■ WORK TO COMPLETE ■
Copy the entries below word for word, starting with the line that contains "Decompose this screenshot" and going on through the line that contains "credit: JAPAGRA ©SOZOS". Leave the pictures out of your copy.
---------- RECORDS SHOWN ----------
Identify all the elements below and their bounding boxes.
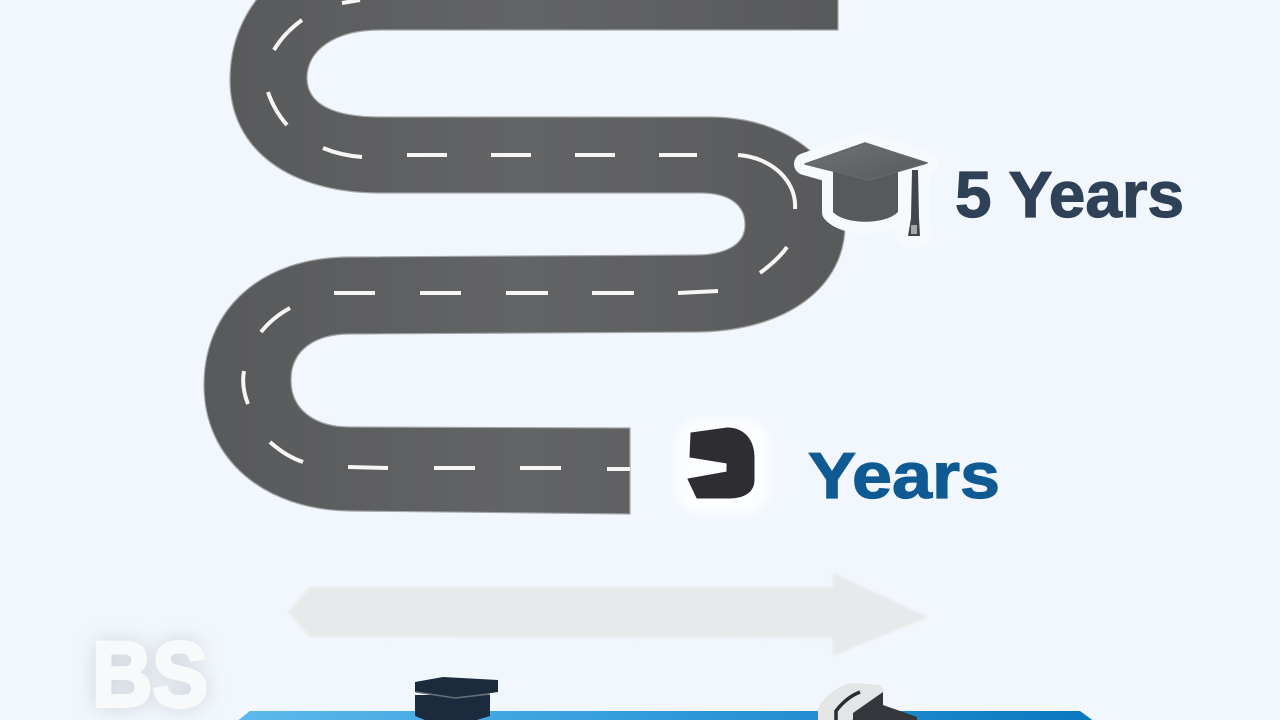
----------
---------- RECORDS SHOWN ----------
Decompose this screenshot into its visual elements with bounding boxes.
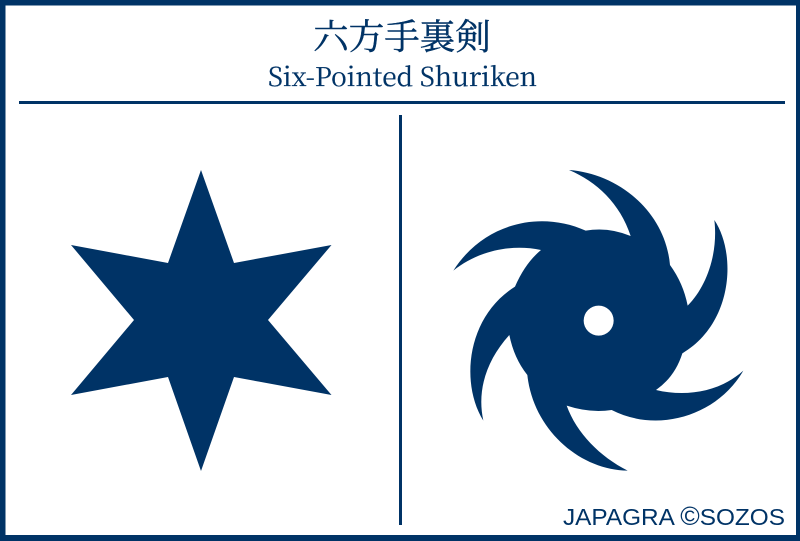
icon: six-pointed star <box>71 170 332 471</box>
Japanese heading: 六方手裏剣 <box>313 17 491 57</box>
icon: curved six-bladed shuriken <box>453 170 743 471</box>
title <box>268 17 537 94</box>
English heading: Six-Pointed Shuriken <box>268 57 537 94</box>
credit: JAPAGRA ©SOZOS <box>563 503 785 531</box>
----------
---------- RECORDS SHOWN ----------
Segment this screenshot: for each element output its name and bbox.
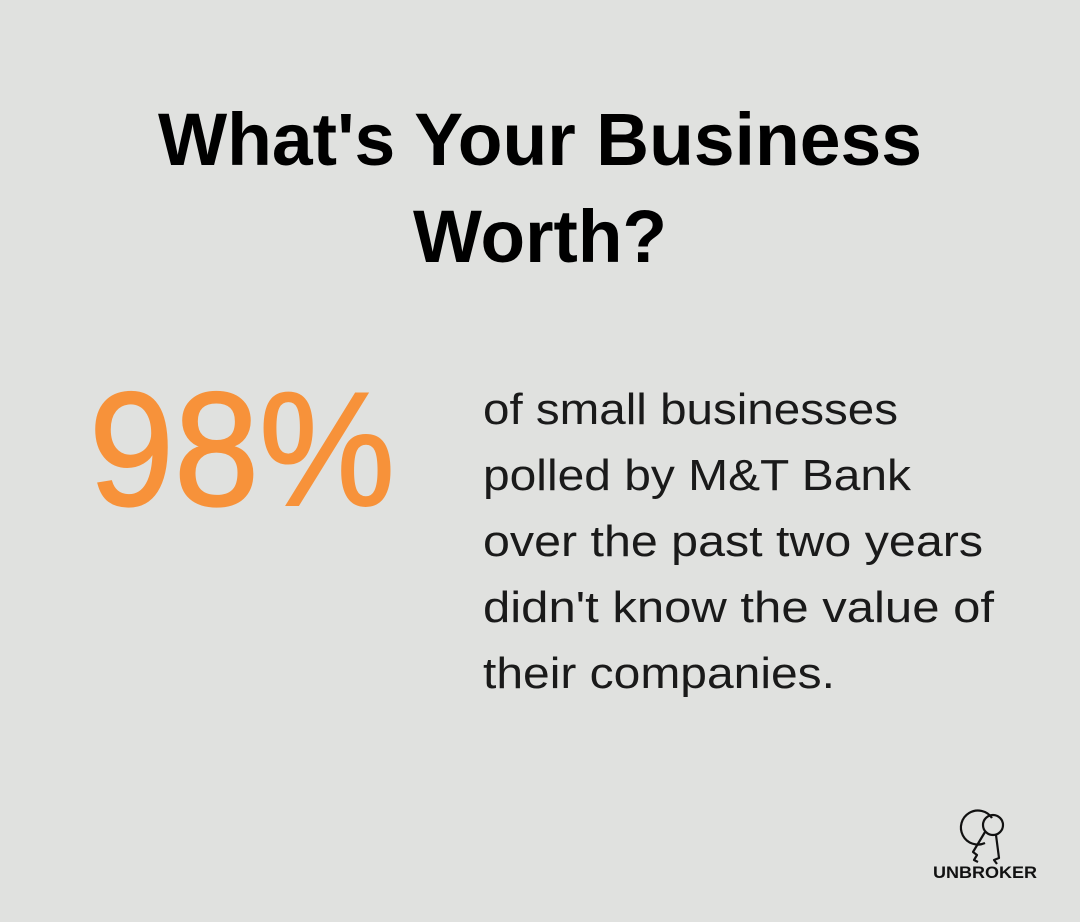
----------
■ RESPONSE TO THIS EXERCISE ■
Decompose this screenshot into its visual elements with bounding boxes.
icon: six-pointed star <box>71 170 332 471</box>
Japanese heading: 六方手裏剣 <box>313 17 491 57</box>
icon: curved six-bladed shuriken <box>453 170 743 471</box>
title <box>268 17 537 94</box>
English heading: Six-Pointed Shuriken <box>268 57 537 94</box>
credit: JAPAGRA ©SOZOS <box>563 503 785 531</box>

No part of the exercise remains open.